[Begin]
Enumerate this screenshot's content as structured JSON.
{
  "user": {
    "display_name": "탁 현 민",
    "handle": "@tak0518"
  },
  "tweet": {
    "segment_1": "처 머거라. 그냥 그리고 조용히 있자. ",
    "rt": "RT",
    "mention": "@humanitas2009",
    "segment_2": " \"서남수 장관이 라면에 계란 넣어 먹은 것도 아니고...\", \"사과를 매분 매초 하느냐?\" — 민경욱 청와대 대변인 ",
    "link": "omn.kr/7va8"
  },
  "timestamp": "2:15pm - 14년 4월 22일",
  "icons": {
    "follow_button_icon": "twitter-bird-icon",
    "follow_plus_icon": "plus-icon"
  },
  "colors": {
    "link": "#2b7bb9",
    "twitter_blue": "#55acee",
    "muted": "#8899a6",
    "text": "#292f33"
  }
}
[End]
[Begin]
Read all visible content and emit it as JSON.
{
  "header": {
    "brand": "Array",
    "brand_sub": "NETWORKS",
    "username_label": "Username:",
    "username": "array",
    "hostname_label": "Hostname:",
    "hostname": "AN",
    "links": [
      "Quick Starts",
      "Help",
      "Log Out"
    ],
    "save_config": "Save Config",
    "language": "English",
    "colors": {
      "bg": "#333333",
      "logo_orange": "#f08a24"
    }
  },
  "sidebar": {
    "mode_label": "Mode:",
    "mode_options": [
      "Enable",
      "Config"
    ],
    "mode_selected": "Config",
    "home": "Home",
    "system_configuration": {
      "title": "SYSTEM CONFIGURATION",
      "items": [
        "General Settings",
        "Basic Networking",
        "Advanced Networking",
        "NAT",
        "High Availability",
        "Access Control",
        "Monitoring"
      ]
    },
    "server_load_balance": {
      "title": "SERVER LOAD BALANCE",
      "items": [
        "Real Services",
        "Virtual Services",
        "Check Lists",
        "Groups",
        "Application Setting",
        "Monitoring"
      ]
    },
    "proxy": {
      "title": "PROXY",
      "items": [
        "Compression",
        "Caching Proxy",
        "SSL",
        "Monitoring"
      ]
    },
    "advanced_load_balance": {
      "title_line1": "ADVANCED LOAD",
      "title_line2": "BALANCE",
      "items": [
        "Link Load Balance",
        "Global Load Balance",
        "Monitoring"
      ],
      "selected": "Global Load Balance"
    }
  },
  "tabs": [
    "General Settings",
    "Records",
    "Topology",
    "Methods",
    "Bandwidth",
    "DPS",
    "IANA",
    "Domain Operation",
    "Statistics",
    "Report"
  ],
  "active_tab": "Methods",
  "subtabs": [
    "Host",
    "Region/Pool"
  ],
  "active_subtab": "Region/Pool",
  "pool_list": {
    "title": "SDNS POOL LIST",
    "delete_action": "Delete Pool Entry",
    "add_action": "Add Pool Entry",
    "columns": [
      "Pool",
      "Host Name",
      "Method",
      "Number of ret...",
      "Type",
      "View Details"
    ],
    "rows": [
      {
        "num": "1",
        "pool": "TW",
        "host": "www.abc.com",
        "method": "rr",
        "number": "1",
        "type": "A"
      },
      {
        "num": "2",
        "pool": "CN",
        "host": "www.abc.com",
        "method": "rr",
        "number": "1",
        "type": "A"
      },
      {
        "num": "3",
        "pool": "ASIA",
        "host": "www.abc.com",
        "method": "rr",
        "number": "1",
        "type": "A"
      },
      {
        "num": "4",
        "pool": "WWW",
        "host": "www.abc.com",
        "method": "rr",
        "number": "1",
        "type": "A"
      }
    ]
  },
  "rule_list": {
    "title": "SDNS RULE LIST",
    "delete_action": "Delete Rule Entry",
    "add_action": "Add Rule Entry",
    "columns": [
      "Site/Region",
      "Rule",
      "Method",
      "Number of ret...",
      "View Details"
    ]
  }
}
[End]
### Instructions for the task
Find the string "Entry" in the listing and return every line that holds it.

### Response to the task
    "delete_action": "Delete Pool Entry",
    "add_action": "Add Pool Entry",
    "delete_action": "Delete Rule Entry",
    "add_action": "Add Rule Entry",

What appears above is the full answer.